PROBLEM TO WORK ON:
Would you output the whole listing below, exactly as it reads?

ROWS:
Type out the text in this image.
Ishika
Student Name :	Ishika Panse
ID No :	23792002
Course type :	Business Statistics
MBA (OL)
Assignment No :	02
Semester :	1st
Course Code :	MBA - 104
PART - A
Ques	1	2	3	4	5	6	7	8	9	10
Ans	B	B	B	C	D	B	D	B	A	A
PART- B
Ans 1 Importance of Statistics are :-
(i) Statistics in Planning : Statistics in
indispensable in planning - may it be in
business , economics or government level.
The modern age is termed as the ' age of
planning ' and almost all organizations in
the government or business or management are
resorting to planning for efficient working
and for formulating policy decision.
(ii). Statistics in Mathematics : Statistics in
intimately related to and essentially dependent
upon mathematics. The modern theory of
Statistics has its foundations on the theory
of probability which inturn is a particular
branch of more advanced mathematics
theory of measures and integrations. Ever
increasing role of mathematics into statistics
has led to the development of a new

CORRECT OUTPUT:
Type out the text in this image.
Ishika
Student Name :	Ishika Panse
ID No :	23792002
Course type :	Business Statistics
MBA (OL)
Assignment No :	02
Semester :	1st
Course Code :	MBA - 104
PART - A
Ques	1	2	3	4	5	6	7	8	9	10
Ans	B	B	B	C	D	B	D	B	A	A
PART- B
Ans 1 Importance of Statistics are :-
(i) Statistics in Planning : Statistics in
indispensable in planning - may it be in
business , economics or government level.
The modern age is termed as the ' age of
planning ' and almost all organizations in
the government or business or management are
resorting to planning for efficient working
and for formulating policy decision.
(ii). Statistics in Mathematics : Statistics in
intimately related to and essentially dependent
upon mathematics. The modern theory of
Statistics has its foundations on the theory
of probability which inturn is a particular
branch of more advanced mathematics
theory of measures and integrations. Ever
increasing role of mathematics into statistics
has led to the development of a new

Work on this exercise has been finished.